- TASK PROMPT
Please transcribe the records precisely; pictures stay out of your copy.

- TASK DATA
▬▬▬▬▬▬
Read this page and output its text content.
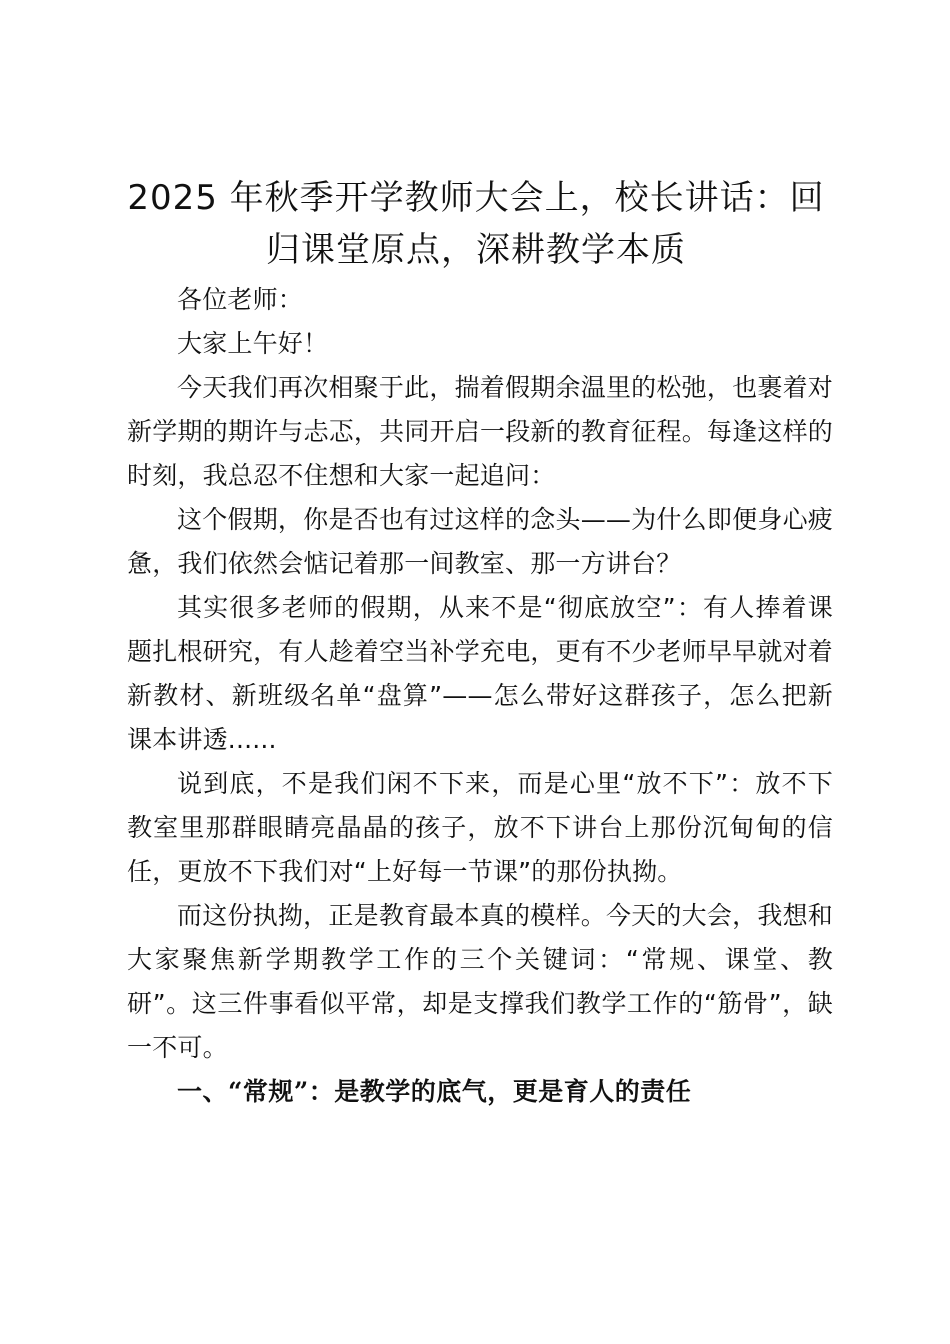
2025 年秋季开学教师大会上，校长讲话：回归课堂原点，深耕教学本质

各位老师：

大家上午好！

今天我们再次相聚于此，揣着假期余温里的松弛，也裹着对新学期的期许与忐忑，共同开启一段新的教育征程。每逢这样的时刻，我总忍不住想和大家一起追问：

这个假期，你是否也有过这样的念头——为什么即便身心疲惫，我们依然会惦记着那一间教室、那一方讲台？

其实很多老师的假期，从来不是“彻底放空”：有人捧着课题扎根研究，有人趁着空当补学充电，更有不少老师早早就对着新教材、新班级名单“盘算”——怎么带好这群孩子，怎么把新课本讲透......

说到底，不是我们闲不下来，而是心里“放不下”：放不下教室里那群眼睛亮晶晶的孩子，放不下讲台上那份沉甸甸的信任，更放不下我们对“上好每一节课”的那份执拗。

而这份执拗，正是教育最本真的模样。今天的大会，我想和大家聚焦新学期教学工作的三个关键词：“常规、课堂、教研”。这三件事看似平常，却是支撑我们教学工作的“筋骨”，缺一不可。

一、“常规”：是教学的底气，更是育人的责任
▬▬▬▬▬▬
- TASK OUTPUT
Read this page and output its text content.
2025 年秋季开学教师大会上，校长讲话：回归课堂原点，深耕教学本质

各位老师：

大家上午好！

今天我们再次相聚于此，揣着假期余温里的松弛，也裹着对新学期的期许与忐忑，共同开启一段新的教育征程。每逢这样的时刻，我总忍不住想和大家一起追问：

这个假期，你是否也有过这样的念头——为什么即便身心疲惫，我们依然会惦记着那一间教室、那一方讲台？

其实很多老师的假期，从来不是“彻底放空”：有人捧着课题扎根研究，有人趁着空当补学充电，更有不少老师早早就对着新教材、新班级名单“盘算”——怎么带好这群孩子，怎么把新课本讲透......

说到底，不是我们闲不下来，而是心里“放不下”：放不下教室里那群眼睛亮晶晶的孩子，放不下讲台上那份沉甸甸的信任，更放不下我们对“上好每一节课”的那份执拗。

而这份执拗，正是教育最本真的模样。今天的大会，我想和大家聚焦新学期教学工作的三个关键词：“常规、课堂、教研”。这三件事看似平常，却是支撑我们教学工作的“筋骨”，缺一不可。

一、“常规”：是教学的底气，更是育人的责任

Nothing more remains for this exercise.